▶ _WHAT YOU HAVE TO DO_: Reproduce every entry below precisely; do not include the pictures.

Collection entries
===============

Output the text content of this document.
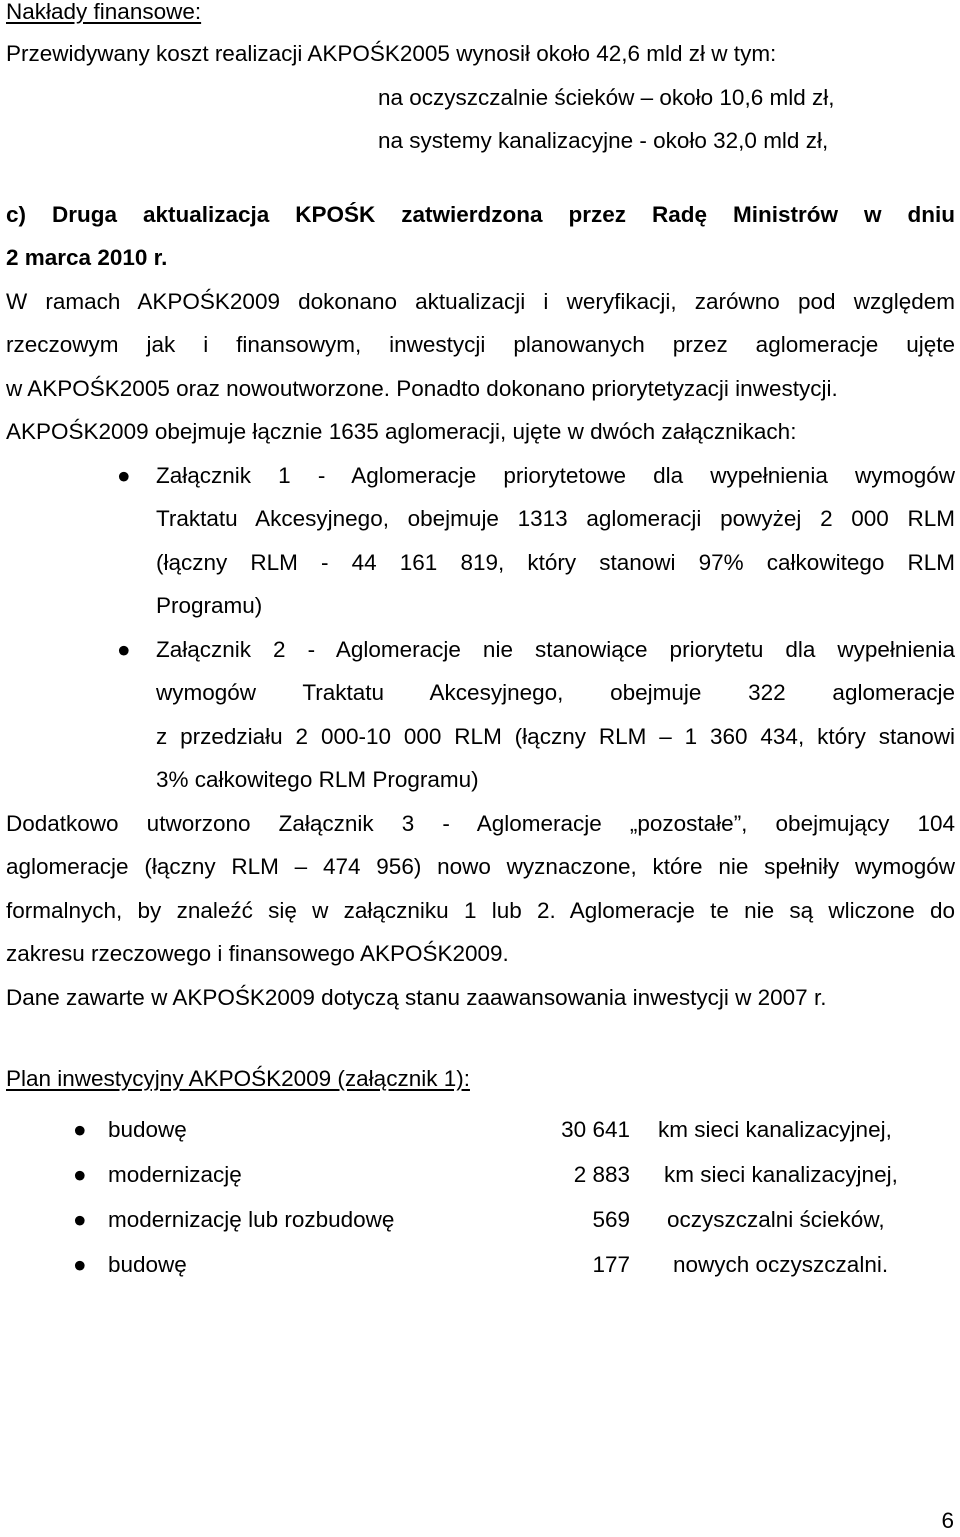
Nakłady finansowe:
Przewidywany koszt realizacji AKPOŚK2005 wynosił około 42,6 mld zł w tym:
na oczyszczalnie ścieków – około 10,6 mld zł,
na systemy kanalizacyjne - około 32,0 mld zł,
c) Druga aktualizacja KPOŚK zatwierdzona przez Radę Ministrów w dniu
2 marca 2010 r.
W ramach AKPOŚK2009 dokonano aktualizacji i weryfikacji, zarówno pod względem
rzeczowym jak i finansowym, inwestycji planowanych przez aglomeracje ujęte
w AKPOŚK2005 oraz nowoutworzone. Ponadto dokonano priorytetyzacji inwestycji.
AKPOŚK2009 obejmuje łącznie 1635 aglomeracji, ujęte w dwóch załącznikach:
● Załącznik 1 - Aglomeracje priorytetowe dla wypełnienia wymogów
Traktatu Akcesyjnego, obejmuje 1313 aglomeracji powyżej 2 000 RLM
(łączny RLM - 44 161 819, który stanowi 97% całkowitego RLM
Programu)
● Załącznik 2 - Aglomeracje nie stanowiące priorytetu dla wypełnienia
wymogów Traktatu Akcesyjnego, obejmuje 322 aglomeracje
z przedziału 2 000-10 000 RLM (łączny RLM – 1 360 434, który stanowi
3% całkowitego RLM Programu)
Dodatkowo utworzono Załącznik 3 - Aglomeracje „pozostałe”, obejmujący 104
aglomeracje (łączny RLM – 474 956) nowo wyznaczone, które nie spełniły wymogów
formalnych, by znaleźć się w załączniku 1 lub 2. Aglomeracje te nie są wliczone do
zakresu rzeczowego i finansowego AKPOŚK2009.
Dane zawarte w AKPOŚK2009 dotyczą stanu zaawansowania inwestycji w 2007 r.
Plan inwestycyjny AKPOŚK2009 (załącznik 1):
● budowę	30 641 km sieci kanalizacyjnej,
● modernizację	2 883 km sieci kanalizacyjnej,
● modernizację lub rozbudowę	569 oczyszczalni ścieków,
● budowę	177 nowych oczyszczalni.
6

===============

▶ _WORKED SOLUTION_:
Output the text content of this document.
Nakłady finansowe:
Przewidywany koszt realizacji AKPOŚK2005 wynosił około 42,6 mld zł w tym:
na oczyszczalnie ścieków – około 10,6 mld zł,
na systemy kanalizacyjne - około 32,0 mld zł,
c) Druga aktualizacja KPOŚK zatwierdzona przez Radę Ministrów w dniu
2 marca 2010 r.
W ramach AKPOŚK2009 dokonano aktualizacji i weryfikacji, zarówno pod względem
rzeczowym jak i finansowym, inwestycji planowanych przez aglomeracje ujęte
w AKPOŚK2005 oraz nowoutworzone. Ponadto dokonano priorytetyzacji inwestycji.
AKPOŚK2009 obejmuje łącznie 1635 aglomeracji, ujęte w dwóch załącznikach:
● Załącznik 1 - Aglomeracje priorytetowe dla wypełnienia wymogów
Traktatu Akcesyjnego, obejmuje 1313 aglomeracji powyżej 2 000 RLM
(łączny RLM - 44 161 819, który stanowi 97% całkowitego RLM
Programu)
● Załącznik 2 - Aglomeracje nie stanowiące priorytetu dla wypełnienia
wymogów Traktatu Akcesyjnego, obejmuje 322 aglomeracje
z przedziału 2 000-10 000 RLM (łączny RLM – 1 360 434, który stanowi
3% całkowitego RLM Programu)
Dodatkowo utworzono Załącznik 3 - Aglomeracje „pozostałe”, obejmujący 104
aglomeracje (łączny RLM – 474 956) nowo wyznaczone, które nie spełniły wymogów
formalnych, by znaleźć się w załączniku 1 lub 2. Aglomeracje te nie są wliczone do
zakresu rzeczowego i finansowego AKPOŚK2009.
Dane zawarte w AKPOŚK2009 dotyczą stanu zaawansowania inwestycji w 2007 r.
Plan inwestycyjny AKPOŚK2009 (załącznik 1):
● budowę	30 641 km sieci kanalizacyjnej,
● modernizację	2 883 km sieci kanalizacyjnej,
● modernizację lub rozbudowę	569 oczyszczalni ścieków,
● budowę	177 nowych oczyszczalni.
6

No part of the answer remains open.